REQUIREMENTS. Copy every line from the data below in which the string "шейки" can be found.

** Start of THE RECORDS **

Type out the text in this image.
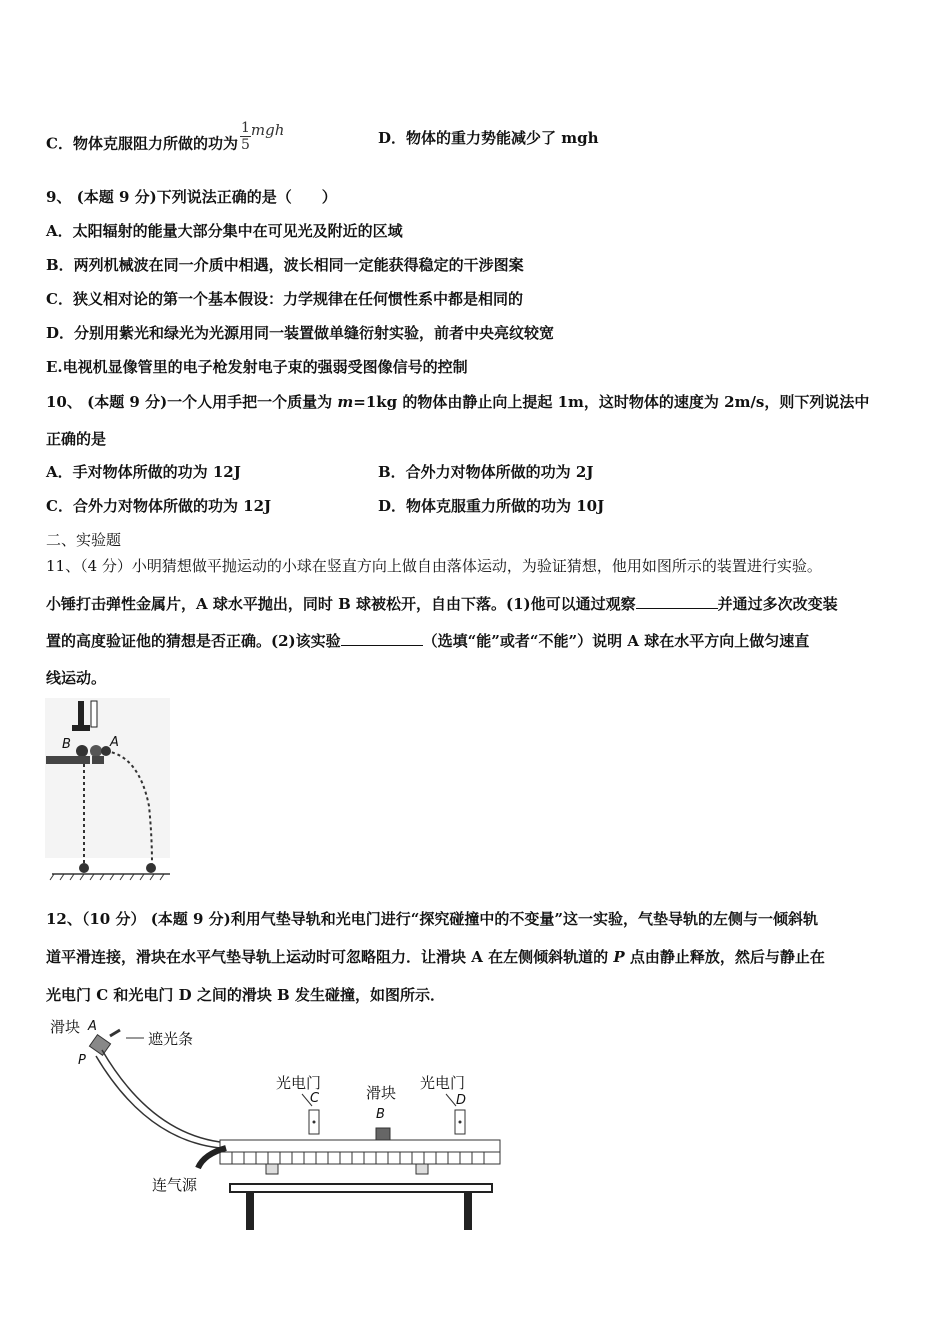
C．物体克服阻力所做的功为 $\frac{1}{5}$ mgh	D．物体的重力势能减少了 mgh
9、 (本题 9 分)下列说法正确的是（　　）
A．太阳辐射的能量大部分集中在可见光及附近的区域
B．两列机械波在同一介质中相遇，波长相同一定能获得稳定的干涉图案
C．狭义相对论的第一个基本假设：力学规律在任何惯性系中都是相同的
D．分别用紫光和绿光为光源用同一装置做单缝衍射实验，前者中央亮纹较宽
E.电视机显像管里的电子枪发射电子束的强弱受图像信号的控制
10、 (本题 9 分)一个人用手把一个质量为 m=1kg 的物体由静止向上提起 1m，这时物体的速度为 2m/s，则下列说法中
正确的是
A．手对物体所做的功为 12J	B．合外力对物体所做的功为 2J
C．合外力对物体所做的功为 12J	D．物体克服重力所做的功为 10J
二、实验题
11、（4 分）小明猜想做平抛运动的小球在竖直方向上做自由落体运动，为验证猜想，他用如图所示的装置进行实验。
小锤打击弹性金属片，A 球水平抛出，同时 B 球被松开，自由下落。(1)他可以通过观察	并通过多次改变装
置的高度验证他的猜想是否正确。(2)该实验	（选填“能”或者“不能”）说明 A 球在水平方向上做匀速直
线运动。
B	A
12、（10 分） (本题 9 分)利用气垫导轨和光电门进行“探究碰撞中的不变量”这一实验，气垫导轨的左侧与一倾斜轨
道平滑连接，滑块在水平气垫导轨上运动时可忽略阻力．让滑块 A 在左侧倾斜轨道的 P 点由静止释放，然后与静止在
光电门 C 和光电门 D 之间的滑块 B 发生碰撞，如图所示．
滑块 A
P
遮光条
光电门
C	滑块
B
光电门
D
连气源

** End of THE RECORDS **
** Start of THE RECORDS **

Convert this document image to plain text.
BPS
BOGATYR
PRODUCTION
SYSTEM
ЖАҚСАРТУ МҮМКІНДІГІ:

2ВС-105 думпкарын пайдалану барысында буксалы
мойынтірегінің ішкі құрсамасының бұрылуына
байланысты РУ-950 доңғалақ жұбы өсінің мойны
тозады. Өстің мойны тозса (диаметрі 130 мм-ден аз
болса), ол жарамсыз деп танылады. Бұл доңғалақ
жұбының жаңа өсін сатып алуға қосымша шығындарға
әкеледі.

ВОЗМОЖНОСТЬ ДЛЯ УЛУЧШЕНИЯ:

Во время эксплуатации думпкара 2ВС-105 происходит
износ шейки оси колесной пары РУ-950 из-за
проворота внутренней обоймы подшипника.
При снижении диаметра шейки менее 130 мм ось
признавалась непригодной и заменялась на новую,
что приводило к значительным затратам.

** End of THE RECORDS **

REPLY TO THE TASK.
износ шейки оси колесной пары РУ-950 из-за
При снижении диаметра шейки менее 130 мм ось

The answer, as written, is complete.